◆ **Work to be completed**
Omit every picture while repeating the entries exactly.
═════ Entries
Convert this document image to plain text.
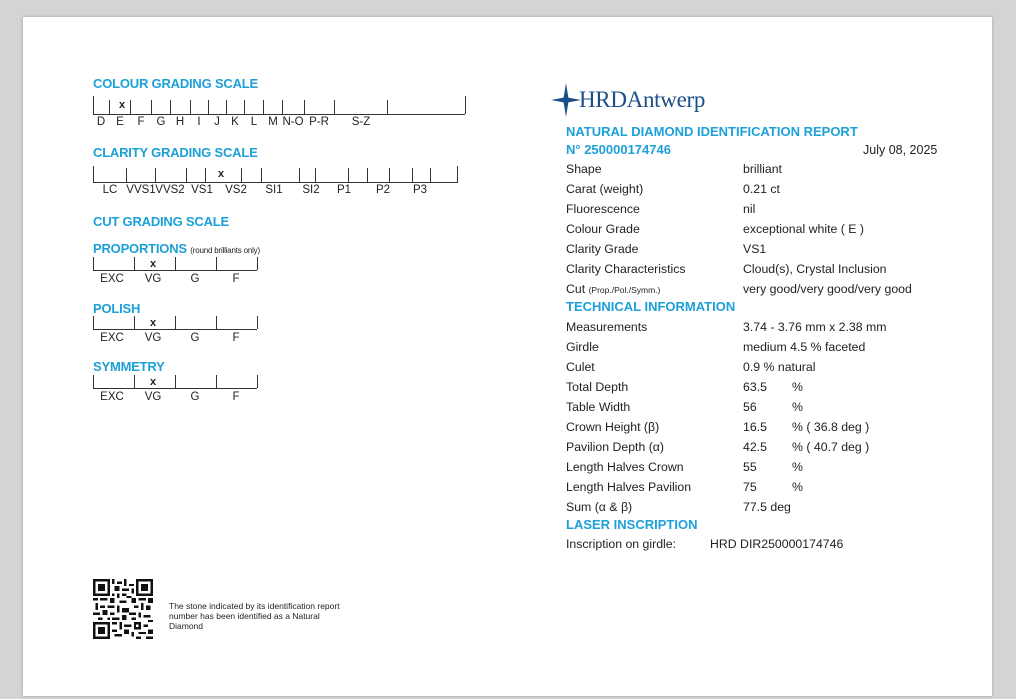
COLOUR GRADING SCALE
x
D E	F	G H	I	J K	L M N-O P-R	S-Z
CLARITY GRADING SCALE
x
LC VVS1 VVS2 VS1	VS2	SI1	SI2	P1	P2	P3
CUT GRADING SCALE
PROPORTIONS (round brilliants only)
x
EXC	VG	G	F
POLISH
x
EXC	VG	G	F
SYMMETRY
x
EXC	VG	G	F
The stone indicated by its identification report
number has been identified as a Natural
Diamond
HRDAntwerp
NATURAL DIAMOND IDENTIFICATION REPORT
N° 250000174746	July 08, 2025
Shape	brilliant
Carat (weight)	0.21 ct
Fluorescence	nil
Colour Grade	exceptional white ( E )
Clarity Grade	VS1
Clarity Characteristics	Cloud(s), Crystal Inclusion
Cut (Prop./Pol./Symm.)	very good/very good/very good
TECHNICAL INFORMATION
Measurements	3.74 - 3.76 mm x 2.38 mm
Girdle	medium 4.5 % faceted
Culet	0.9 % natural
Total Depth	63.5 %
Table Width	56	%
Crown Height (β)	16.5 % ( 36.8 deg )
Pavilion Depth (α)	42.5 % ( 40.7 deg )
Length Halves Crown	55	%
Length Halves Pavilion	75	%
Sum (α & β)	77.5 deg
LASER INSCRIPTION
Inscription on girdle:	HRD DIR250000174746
══════════
◆ **Reply**
Convert this document image to plain text.
COLOUR GRADING SCALE
x
D E	F	G H	I	J K	L M N-O P-R	S-Z
CLARITY GRADING SCALE
x
LC VVS1 VVS2 VS1	VS2	SI1	SI2	P1	P2	P3
CUT GRADING SCALE
PROPORTIONS (round brilliants only)
x
EXC	VG	G	F
POLISH
x
EXC	VG	G	F
SYMMETRY
x
EXC	VG	G	F
The stone indicated by its identification report
number has been identified as a Natural
Diamond
HRDAntwerp
NATURAL DIAMOND IDENTIFICATION REPORT
N° 250000174746	July 08, 2025
Shape	brilliant
Carat (weight)	0.21 ct
Fluorescence	nil
Colour Grade	exceptional white ( E )
Clarity Grade	VS1
Clarity Characteristics	Cloud(s), Crystal Inclusion
Cut (Prop./Pol./Symm.)	very good/very good/very good
TECHNICAL INFORMATION
Measurements	3.74 - 3.76 mm x 2.38 mm
Girdle	medium 4.5 % faceted
Culet	0.9 % natural
Total Depth	63.5 %
Table Width	56	%
Crown Height (β)	16.5 % ( 36.8 deg )
Pavilion Depth (α)	42.5 % ( 40.7 deg )
Length Halves Crown	55	%
Length Halves Pavilion	75	%
Sum (α & β)	77.5 deg
LASER INSCRIPTION
Inscription on girdle:	HRD DIR250000174746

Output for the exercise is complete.